§ EXERCISE MATERIAL:
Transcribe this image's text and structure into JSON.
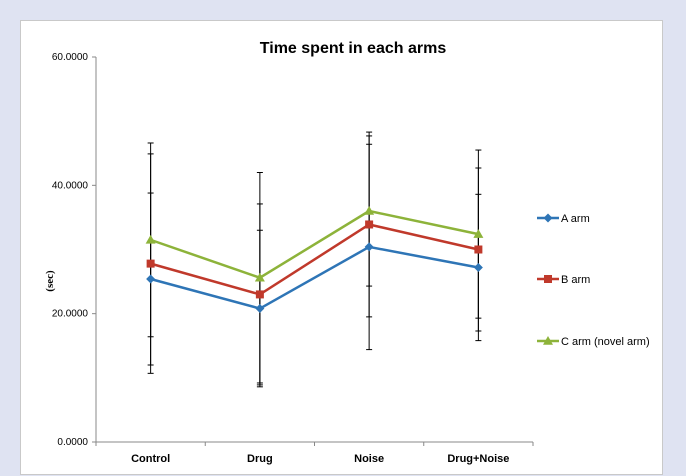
{
  "chart_data": {
    "type": "line",
    "title": "Time spent in each arms",
    "xlabel": "",
    "ylabel": "(sec)",
    "categories": [
      "Control",
      "Drug",
      "Noise",
      "Drug+Noise"
    ],
    "ylim": [
      0,
      60
    ],
    "yticks": [
      "0.0000",
      "20.0000",
      "40.0000",
      "60.0000"
    ],
    "ytick_values": [
      0,
      20,
      40,
      60
    ],
    "grid": false,
    "legend_position": "right",
    "series": [
      {
        "name": "A arm",
        "color": "#2e75b6",
        "marker": "diamond",
        "values": [
          25.4,
          20.8,
          30.4,
          27.2
        ],
        "error": [
          13.4,
          12.2,
          16.0,
          11.4
        ]
      },
      {
        "name": "B arm",
        "color": "#c0392b",
        "marker": "square",
        "values": [
          27.8,
          23.0,
          33.9,
          30.0
        ],
        "error": [
          17.1,
          14.1,
          14.4,
          12.7
        ]
      },
      {
        "name": "C arm (novel arm)",
        "color": "#8db33a",
        "marker": "triangle",
        "values": [
          31.5,
          25.6,
          36.0,
          32.4
        ],
        "error": [
          15.1,
          16.4,
          11.7,
          13.1
        ]
      }
    ]
  }
}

§ PROBLEM TO SOLVE: Pictures are not part of the copy; reproduce everything else in the records exactly.

§ TASK SOLUTION:
Transcribe this image's text and structure into JSON.
{
  "chart_data": {
    "type": "line",
    "title": "Time spent in each arms",
    "xlabel": "",
    "ylabel": "(sec)",
    "categories": [
      "Control",
      "Drug",
      "Noise",
      "Drug+Noise"
    ],
    "ylim": [
      0,
      60
    ],
    "yticks": [
      "0.0000",
      "20.0000",
      "40.0000",
      "60.0000"
    ],
    "ytick_values": [
      0,
      20,
      40,
      60
    ],
    "grid": false,
    "legend_position": "right",
    "series": [
      {
        "name": "A arm",
        "color": "#2e75b6",
        "marker": "diamond",
        "values": [
          25.4,
          20.8,
          30.4,
          27.2
        ],
        "error": [
          13.4,
          12.2,
          16.0,
          11.4
        ]
      },
      {
        "name": "B arm",
        "color": "#c0392b",
        "marker": "square",
        "values": [
          27.8,
          23.0,
          33.9,
          30.0
        ],
        "error": [
          17.1,
          14.1,
          14.4,
          12.7
        ]
      },
      {
        "name": "C arm (novel arm)",
        "color": "#8db33a",
        "marker": "triangle",
        "values": [
          31.5,
          25.6,
          36.0,
          32.4
        ],
        "error": [
          15.1,
          16.4,
          11.7,
          13.1
        ]
      }
    ]
  }
}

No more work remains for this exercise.